> **Exercise prompt**
Restate the full set of records exactly, without adding or dropping a word.

> **Record set**

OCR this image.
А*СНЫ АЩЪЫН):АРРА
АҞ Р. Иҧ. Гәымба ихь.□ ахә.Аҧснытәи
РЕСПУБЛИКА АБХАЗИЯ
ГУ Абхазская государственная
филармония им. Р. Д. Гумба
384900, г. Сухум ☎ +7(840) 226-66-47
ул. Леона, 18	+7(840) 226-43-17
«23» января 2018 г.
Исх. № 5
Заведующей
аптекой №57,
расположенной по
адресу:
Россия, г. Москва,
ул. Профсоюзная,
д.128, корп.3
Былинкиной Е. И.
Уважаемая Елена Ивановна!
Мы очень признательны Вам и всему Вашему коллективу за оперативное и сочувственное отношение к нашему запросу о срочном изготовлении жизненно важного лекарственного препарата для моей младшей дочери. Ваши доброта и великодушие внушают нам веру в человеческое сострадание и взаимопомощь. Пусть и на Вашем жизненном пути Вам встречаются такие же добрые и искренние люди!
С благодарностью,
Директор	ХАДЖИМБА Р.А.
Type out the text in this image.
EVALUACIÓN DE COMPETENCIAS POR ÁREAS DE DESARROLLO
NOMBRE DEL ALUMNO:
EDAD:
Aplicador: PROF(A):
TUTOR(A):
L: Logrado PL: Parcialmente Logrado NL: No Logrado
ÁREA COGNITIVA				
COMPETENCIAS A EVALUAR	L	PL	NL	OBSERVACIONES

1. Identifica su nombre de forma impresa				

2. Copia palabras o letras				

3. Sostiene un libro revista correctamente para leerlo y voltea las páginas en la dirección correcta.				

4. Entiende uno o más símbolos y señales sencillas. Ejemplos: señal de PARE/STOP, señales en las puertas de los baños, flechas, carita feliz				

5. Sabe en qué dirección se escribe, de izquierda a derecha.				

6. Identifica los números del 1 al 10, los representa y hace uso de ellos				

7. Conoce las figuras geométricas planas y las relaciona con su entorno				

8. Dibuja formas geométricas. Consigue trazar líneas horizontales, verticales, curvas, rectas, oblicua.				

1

> **Completed exercise**
OCR this image.
А*СНЫ АЩЪЫН):АРРА
АҞ Р. Иҧ. Гәымба ихь.□ ахә.Аҧснытәи
РЕСПУБЛИКА АБХАЗИЯ
ГУ Абхазская государственная
филармония им. Р. Д. Гумба
384900, г. Сухум ☎ +7(840) 226-66-47
ул. Леона, 18	+7(840) 226-43-17
«23» января 2018 г.
Исх. № 5
Заведующей
аптекой №57,
расположенной по
адресу:
Россия, г. Москва,
ул. Профсоюзная,
д.128, корп.3
Былинкиной Е. И.
Уважаемая Елена Ивановна!
Мы очень признательны Вам и всему Вашему коллективу за оперативное и сочувственное отношение к нашему запросу о срочном изготовлении жизненно важного лекарственного препарата для моей младшей дочери. Ваши доброта и великодушие внушают нам веру в человеческое сострадание и взаимопомощь. Пусть и на Вашем жизненном пути Вам встречаются такие же добрые и искренние люди!
С благодарностью,
Директор	ХАДЖИМБА Р.А.
Type out the text in this image.
EVALUACIÓN DE COMPETENCIAS POR ÁREAS DE DESARROLLO
NOMBRE DEL ALUMNO:
EDAD:
Aplicador: PROF(A):
TUTOR(A):
L: Logrado PL: Parcialmente Logrado NL: No Logrado
ÁREA COGNITIVA				
COMPETENCIAS A EVALUAR	L	PL	NL	OBSERVACIONES

1. Identifica su nombre de forma impresa				

2. Copia palabras o letras				

3. Sostiene un libro revista correctamente para leerlo y voltea las páginas en la dirección correcta.				

4. Entiende uno o más símbolos y señales sencillas. Ejemplos: señal de PARE/STOP, señales en las puertas de los baños, flechas, carita feliz				

5. Sabe en qué dirección se escribe, de izquierda a derecha.				

6. Identifica los números del 1 al 10, los representa y hace uso de ellos				

7. Conoce las figuras geométricas planas y las relaciona con su entorno				

8. Dibuja formas geométricas. Consigue trazar líneas horizontales, verticales, curvas, rectas, oblicua.				

1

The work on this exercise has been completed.